▶ [Task brief]: Gather up the lines that contain "BitLocker".

▶ [Records]:
==*==

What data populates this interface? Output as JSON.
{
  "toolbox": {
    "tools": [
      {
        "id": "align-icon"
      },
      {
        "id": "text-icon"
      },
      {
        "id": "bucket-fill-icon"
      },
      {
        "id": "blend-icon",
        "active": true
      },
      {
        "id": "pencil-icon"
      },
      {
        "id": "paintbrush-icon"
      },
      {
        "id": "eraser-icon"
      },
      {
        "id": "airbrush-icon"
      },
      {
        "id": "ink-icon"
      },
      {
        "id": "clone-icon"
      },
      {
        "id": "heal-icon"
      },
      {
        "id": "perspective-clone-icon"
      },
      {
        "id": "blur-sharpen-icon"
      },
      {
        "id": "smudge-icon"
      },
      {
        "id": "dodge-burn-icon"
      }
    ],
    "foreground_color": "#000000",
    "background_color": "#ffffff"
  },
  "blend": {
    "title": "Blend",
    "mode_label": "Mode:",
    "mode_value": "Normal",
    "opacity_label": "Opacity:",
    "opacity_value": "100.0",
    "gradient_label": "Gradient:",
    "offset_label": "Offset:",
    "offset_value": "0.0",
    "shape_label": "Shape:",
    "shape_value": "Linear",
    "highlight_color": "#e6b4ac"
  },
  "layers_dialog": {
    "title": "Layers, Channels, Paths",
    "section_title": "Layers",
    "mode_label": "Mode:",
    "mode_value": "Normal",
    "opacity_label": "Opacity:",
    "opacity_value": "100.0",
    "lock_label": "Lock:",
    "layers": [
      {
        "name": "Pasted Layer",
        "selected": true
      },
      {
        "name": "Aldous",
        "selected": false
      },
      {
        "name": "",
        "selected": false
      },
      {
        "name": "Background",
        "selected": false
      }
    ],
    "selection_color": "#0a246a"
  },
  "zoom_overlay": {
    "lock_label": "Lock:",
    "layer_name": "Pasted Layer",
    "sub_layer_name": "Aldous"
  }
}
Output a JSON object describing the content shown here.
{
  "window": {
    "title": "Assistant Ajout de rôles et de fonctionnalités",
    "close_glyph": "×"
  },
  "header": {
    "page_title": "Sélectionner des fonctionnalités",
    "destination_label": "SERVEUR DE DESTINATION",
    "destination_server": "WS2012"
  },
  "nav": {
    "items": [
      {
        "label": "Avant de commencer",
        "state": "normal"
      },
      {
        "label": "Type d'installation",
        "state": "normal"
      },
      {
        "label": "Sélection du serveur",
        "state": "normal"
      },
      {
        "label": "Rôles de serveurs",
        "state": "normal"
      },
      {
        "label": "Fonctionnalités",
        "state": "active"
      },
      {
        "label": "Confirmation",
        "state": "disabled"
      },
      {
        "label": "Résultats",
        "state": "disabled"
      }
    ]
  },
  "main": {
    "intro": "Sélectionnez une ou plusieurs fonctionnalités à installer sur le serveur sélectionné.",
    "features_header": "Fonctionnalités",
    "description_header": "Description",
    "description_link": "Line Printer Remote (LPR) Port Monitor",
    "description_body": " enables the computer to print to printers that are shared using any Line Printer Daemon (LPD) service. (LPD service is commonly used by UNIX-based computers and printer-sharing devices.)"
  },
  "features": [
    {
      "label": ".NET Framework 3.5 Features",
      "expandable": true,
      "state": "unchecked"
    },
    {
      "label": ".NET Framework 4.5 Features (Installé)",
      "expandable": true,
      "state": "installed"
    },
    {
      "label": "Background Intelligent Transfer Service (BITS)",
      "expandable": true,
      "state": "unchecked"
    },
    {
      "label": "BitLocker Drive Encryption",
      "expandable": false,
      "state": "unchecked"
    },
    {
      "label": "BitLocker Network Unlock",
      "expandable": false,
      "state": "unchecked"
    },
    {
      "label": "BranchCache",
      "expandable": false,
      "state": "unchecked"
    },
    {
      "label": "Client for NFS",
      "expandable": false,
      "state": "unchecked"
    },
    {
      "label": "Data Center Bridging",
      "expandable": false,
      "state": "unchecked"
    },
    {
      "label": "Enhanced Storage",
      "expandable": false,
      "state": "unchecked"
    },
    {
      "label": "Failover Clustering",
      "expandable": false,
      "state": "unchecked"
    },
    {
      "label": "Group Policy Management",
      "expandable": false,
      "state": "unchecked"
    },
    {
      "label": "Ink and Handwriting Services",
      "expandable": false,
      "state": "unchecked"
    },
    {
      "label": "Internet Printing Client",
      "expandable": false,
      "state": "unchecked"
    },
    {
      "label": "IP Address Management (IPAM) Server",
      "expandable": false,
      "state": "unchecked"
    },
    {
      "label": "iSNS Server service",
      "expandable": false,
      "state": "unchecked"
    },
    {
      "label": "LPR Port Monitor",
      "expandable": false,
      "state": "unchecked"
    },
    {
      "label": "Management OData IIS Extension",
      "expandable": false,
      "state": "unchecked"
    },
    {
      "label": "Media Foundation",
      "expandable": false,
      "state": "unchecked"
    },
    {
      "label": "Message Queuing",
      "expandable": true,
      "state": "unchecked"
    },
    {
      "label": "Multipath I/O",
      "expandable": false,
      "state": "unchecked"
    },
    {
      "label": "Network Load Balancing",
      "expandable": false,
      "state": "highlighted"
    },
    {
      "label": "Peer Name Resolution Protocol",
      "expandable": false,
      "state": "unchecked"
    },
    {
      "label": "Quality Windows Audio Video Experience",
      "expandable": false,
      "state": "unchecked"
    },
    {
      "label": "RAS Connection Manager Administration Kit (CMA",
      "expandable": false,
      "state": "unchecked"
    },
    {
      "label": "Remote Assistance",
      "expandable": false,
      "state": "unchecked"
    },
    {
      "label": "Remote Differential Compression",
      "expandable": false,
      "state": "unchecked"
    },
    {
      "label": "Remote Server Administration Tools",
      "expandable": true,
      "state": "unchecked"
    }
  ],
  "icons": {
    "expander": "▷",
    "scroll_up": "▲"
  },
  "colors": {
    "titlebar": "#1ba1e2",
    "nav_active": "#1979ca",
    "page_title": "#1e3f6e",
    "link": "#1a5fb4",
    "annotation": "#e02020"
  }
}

==*==

▶ [Correct response]:
      "label": "BitLocker Drive Encryption",
      "label": "BitLocker Network Unlock",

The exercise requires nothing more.